TO DO
Do not carry the pictures over; copy every other part of the entries exactly.

INPUT MATERIAL
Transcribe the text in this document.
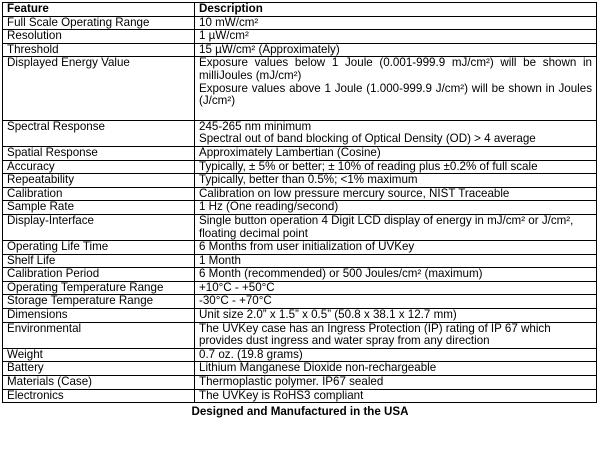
Feature	Description
Full Scale Operating Range	10 mW/cm²

Resolution	1 µW/cm²

Threshold	15 µW/cm² (Approximately)

Displayed Energy Value	Exposure values below 1 Joule (0.001-999.9 mJ/cm²) will be shown in milliJoules (mJ/cm²)
Exposure values above 1 Joule (1.000-999.9 J/cm²) will be shown in Joules (J/cm²)

Spectral Response	245-265 nm minimum
Spectral out of band blocking of Optical Density (OD) > 4 average

Spatial Response	Approximately Lambertian (Cosine)

Accuracy	Typically, ± 5% or better; ± 10% of reading plus ±0.2% of full scale

Repeatability	Typically, better than 0.5%; <1% maximum

Calibration	Calibration on low pressure mercury source, NIST Traceable

Sample Rate	1 Hz (One reading/second)

Display-Interface	Single button operation 4 Digit LCD display of energy in mJ/cm² or J/cm², floating decimal point

Operating Life Time	6 Months from user initialization of UVKey

Shelf Life	1 Month

Calibration Period	6 Month (recommended) or 500 Joules/cm² (maximum)

Operating Temperature Range	+10°C - +50°C

Storage Temperature Range	-30°C - +70°C

Dimensions	Unit size 2.0” x 1.5” x 0.5” (50.8 x 38.1 x 12.7 mm)

Environmental	The UVKey case has an Ingress Protection (IP) rating of IP 67 which provides dust ingress and water spray from any direction

Weight	0.7 oz. (19.8 grams)

Battery	Lithium Manganese Dioxide non-rechargeable

Materials (Case)	Thermoplastic polymer. IP67 sealed

Electronics	The UVKey is RoHS3 compliant
Designed and Manufactured in the USA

WORKED ANSWER
Transcribe the text in this document.
Feature	Description
Full Scale Operating Range	10 mW/cm²

Resolution	1 µW/cm²

Threshold	15 µW/cm² (Approximately)

Displayed Energy Value	Exposure values below 1 Joule (0.001-999.9 mJ/cm²) will be shown in milliJoules (mJ/cm²)
Exposure values above 1 Joule (1.000-999.9 J/cm²) will be shown in Joules (J/cm²)

Spectral Response	245-265 nm minimum
Spectral out of band blocking of Optical Density (OD) > 4 average

Spatial Response	Approximately Lambertian (Cosine)

Accuracy	Typically, ± 5% or better; ± 10% of reading plus ±0.2% of full scale

Repeatability	Typically, better than 0.5%; <1% maximum

Calibration	Calibration on low pressure mercury source, NIST Traceable

Sample Rate	1 Hz (One reading/second)

Display-Interface	Single button operation 4 Digit LCD display of energy in mJ/cm² or J/cm², floating decimal point

Operating Life Time	6 Months from user initialization of UVKey

Shelf Life	1 Month

Calibration Period	6 Month (recommended) or 500 Joules/cm² (maximum)

Operating Temperature Range	+10°C - +50°C

Storage Temperature Range	-30°C - +70°C

Dimensions	Unit size 2.0” x 1.5” x 0.5” (50.8 x 38.1 x 12.7 mm)

Environmental	The UVKey case has an Ingress Protection (IP) rating of IP 67 which provides dust ingress and water spray from any direction

Weight	0.7 oz. (19.8 grams)

Battery	Lithium Manganese Dioxide non-rechargeable

Materials (Case)	Thermoplastic polymer. IP67 sealed

Electronics	The UVKey is RoHS3 compliant
Designed and Manufactured in the USA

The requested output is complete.